Task statement
Output each entry exactly; skip nothing.

╭──

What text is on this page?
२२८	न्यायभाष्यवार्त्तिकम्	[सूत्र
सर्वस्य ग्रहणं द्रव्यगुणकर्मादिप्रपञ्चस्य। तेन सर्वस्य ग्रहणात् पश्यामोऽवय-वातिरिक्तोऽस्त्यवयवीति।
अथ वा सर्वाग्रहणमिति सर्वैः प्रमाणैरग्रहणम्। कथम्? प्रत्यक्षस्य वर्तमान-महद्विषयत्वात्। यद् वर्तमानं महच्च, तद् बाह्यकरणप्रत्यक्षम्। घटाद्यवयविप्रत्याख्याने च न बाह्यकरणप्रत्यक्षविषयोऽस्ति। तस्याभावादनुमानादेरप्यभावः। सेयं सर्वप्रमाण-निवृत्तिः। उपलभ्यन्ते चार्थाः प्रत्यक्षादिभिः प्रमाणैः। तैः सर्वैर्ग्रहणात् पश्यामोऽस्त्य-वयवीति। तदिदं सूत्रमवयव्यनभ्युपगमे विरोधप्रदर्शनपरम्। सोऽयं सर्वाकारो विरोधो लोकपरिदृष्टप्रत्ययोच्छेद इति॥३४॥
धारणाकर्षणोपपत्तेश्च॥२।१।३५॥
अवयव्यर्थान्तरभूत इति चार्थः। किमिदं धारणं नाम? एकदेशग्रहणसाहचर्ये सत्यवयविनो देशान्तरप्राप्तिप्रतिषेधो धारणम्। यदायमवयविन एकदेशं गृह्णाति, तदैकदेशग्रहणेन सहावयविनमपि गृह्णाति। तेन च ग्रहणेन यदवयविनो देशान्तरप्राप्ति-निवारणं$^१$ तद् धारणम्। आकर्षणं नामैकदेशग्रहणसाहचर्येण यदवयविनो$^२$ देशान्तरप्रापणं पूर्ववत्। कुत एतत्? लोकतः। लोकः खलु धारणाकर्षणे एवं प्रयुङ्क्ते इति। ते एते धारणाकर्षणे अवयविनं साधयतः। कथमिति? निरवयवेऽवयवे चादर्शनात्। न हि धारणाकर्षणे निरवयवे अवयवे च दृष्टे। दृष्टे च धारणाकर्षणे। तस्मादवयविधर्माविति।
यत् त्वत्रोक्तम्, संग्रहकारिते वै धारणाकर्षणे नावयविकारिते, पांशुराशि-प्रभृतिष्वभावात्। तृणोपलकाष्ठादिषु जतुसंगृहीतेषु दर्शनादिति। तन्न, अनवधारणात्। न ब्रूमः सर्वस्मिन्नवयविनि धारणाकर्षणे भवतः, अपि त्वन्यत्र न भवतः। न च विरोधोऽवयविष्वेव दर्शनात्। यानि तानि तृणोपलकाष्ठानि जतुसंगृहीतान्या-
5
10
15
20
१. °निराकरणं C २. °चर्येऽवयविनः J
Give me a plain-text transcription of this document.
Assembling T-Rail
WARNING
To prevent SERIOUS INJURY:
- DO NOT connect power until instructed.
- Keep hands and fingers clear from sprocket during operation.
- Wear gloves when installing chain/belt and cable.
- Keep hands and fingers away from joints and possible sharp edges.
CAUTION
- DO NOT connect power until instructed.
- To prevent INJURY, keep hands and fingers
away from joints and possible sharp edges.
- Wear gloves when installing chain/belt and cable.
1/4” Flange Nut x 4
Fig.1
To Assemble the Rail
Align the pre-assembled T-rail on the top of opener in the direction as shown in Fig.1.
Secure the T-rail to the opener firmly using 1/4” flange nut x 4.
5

╰──

The output
What text is on this page?
२२८	न्यायभाष्यवार्त्तिकम्	[सूत्र
सर्वस्य ग्रहणं द्रव्यगुणकर्मादिप्रपञ्चस्य। तेन सर्वस्य ग्रहणात् पश्यामोऽवय-वातिरिक्तोऽस्त्यवयवीति।
अथ वा सर्वाग्रहणमिति सर्वैः प्रमाणैरग्रहणम्। कथम्? प्रत्यक्षस्य वर्तमान-महद्विषयत्वात्। यद् वर्तमानं महच्च, तद् बाह्यकरणप्रत्यक्षम्। घटाद्यवयविप्रत्याख्याने च न बाह्यकरणप्रत्यक्षविषयोऽस्ति। तस्याभावादनुमानादेरप्यभावः। सेयं सर्वप्रमाण-निवृत्तिः। उपलभ्यन्ते चार्थाः प्रत्यक्षादिभिः प्रमाणैः। तैः सर्वैर्ग्रहणात् पश्यामोऽस्त्य-वयवीति। तदिदं सूत्रमवयव्यनभ्युपगमे विरोधप्रदर्शनपरम्। सोऽयं सर्वाकारो विरोधो लोकपरिदृष्टप्रत्ययोच्छेद इति॥३४॥
धारणाकर्षणोपपत्तेश्च॥२।१।३५॥
अवयव्यर्थान्तरभूत इति चार्थः। किमिदं धारणं नाम? एकदेशग्रहणसाहचर्ये सत्यवयविनो देशान्तरप्राप्तिप्रतिषेधो धारणम्। यदायमवयविन एकदेशं गृह्णाति, तदैकदेशग्रहणेन सहावयविनमपि गृह्णाति। तेन च ग्रहणेन यदवयविनो देशान्तरप्राप्ति-निवारणं$^१$ तद् धारणम्। आकर्षणं नामैकदेशग्रहणसाहचर्येण यदवयविनो$^२$ देशान्तरप्रापणं पूर्ववत्। कुत एतत्? लोकतः। लोकः खलु धारणाकर्षणे एवं प्रयुङ्क्ते इति। ते एते धारणाकर्षणे अवयविनं साधयतः। कथमिति? निरवयवेऽवयवे चादर्शनात्। न हि धारणाकर्षणे निरवयवे अवयवे च दृष्टे। दृष्टे च धारणाकर्षणे। तस्मादवयविधर्माविति।
यत् त्वत्रोक्तम्, संग्रहकारिते वै धारणाकर्षणे नावयविकारिते, पांशुराशि-प्रभृतिष्वभावात्। तृणोपलकाष्ठादिषु जतुसंगृहीतेषु दर्शनादिति। तन्न, अनवधारणात्। न ब्रूमः सर्वस्मिन्नवयविनि धारणाकर्षणे भवतः, अपि त्वन्यत्र न भवतः। न च विरोधोऽवयविष्वेव दर्शनात्। यानि तानि तृणोपलकाष्ठानि जतुसंगृहीतान्या-
5
10
15
20
१. °निराकरणं C २. °चर्येऽवयविनः J
Give me a plain-text transcription of this document.
Assembling T-Rail
WARNING
To prevent SERIOUS INJURY:
- DO NOT connect power until instructed.
- Keep hands and fingers clear from sprocket during operation.
- Wear gloves when installing chain/belt and cable.
- Keep hands and fingers away from joints and possible sharp edges.
CAUTION
- DO NOT connect power until instructed.
- To prevent INJURY, keep hands and fingers
away from joints and possible sharp edges.
- Wear gloves when installing chain/belt and cable.
1/4” Flange Nut x 4
Fig.1
To Assemble the Rail
Align the pre-assembled T-rail on the top of opener in the direction as shown in Fig.1.
Secure the T-rail to the opener firmly using 1/4” flange nut x 4.
5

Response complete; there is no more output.